* Directions *
Begin with the line containing "Decode this image" and copy each line exactly through the last line of the entries, inclusive.
-- Begin Supplied records --
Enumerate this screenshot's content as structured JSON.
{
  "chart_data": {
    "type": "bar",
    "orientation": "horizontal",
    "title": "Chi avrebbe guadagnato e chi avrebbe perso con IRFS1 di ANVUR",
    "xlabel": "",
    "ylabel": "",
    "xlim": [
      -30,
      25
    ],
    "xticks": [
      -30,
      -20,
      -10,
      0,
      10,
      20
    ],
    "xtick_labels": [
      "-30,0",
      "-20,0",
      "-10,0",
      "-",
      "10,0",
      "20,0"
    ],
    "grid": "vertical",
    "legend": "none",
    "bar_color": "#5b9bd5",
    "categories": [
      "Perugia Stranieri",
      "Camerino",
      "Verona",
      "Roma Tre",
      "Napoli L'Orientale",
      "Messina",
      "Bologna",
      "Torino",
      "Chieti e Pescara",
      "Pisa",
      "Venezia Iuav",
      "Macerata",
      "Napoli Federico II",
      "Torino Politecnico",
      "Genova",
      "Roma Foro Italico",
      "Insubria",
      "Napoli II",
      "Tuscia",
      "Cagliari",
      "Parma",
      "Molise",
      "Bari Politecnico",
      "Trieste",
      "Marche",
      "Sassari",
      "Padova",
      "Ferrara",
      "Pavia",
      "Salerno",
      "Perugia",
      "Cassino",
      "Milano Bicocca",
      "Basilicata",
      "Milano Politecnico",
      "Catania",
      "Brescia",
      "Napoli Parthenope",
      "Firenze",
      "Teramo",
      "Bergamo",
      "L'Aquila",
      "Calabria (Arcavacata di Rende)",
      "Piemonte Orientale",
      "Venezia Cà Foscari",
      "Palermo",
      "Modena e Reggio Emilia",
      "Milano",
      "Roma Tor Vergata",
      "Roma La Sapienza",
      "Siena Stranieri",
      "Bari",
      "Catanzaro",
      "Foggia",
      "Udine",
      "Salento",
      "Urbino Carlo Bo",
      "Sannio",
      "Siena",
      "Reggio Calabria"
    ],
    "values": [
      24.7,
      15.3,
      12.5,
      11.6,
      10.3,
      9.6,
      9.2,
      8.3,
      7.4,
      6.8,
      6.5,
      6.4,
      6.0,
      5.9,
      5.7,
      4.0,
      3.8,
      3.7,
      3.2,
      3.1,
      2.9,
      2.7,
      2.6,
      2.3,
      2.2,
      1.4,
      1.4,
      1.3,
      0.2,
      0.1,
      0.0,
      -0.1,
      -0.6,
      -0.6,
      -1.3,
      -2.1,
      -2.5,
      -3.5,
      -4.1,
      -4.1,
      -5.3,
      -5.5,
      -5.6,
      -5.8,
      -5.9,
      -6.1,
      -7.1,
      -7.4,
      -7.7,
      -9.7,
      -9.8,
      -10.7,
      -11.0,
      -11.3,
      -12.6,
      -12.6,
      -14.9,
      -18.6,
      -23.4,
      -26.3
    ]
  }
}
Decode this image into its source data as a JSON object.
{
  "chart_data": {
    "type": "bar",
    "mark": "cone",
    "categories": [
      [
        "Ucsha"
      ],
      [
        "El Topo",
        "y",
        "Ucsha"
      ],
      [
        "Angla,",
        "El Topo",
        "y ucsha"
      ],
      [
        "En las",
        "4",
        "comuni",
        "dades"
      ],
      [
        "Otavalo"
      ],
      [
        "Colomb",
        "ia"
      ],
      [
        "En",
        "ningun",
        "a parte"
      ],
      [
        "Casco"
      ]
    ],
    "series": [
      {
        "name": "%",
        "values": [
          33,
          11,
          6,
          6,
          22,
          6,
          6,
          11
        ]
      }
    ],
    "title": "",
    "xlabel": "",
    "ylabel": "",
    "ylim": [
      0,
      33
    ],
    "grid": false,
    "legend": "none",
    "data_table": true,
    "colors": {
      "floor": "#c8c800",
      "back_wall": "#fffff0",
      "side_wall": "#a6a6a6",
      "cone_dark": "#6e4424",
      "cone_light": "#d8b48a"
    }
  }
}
-- End Supplied records --
* Solution for this exercise *
Decode this image into its source data as a JSON object.
{
  "chart_data": {
    "type": "bar",
    "mark": "cone",
    "categories": [
      [
        "Ucsha"
      ],
      [
        "El Topo",
        "y",
        "Ucsha"
      ],
      [
        "Angla,",
        "El Topo",
        "y ucsha"
      ],
      [
        "En las",
        "4",
        "comuni",
        "dades"
      ],
      [
        "Otavalo"
      ],
      [
        "Colomb",
        "ia"
      ],
      [
        "En",
        "ningun",
        "a parte"
      ],
      [
        "Casco"
      ]
    ],
    "series": [
      {
        "name": "%",
        "values": [
          33,
          11,
          6,
          6,
          22,
          6,
          6,
          11
        ]
      }
    ],
    "title": "",
    "xlabel": "",
    "ylabel": "",
    "ylim": [
      0,
      33
    ],
    "grid": false,
    "legend": "none",
    "data_table": true,
    "colors": {
      "floor": "#c8c800",
      "back_wall": "#fffff0",
      "side_wall": "#a6a6a6",
      "cone_dark": "#6e4424",
      "cone_light": "#d8b48a"
    }
  }
}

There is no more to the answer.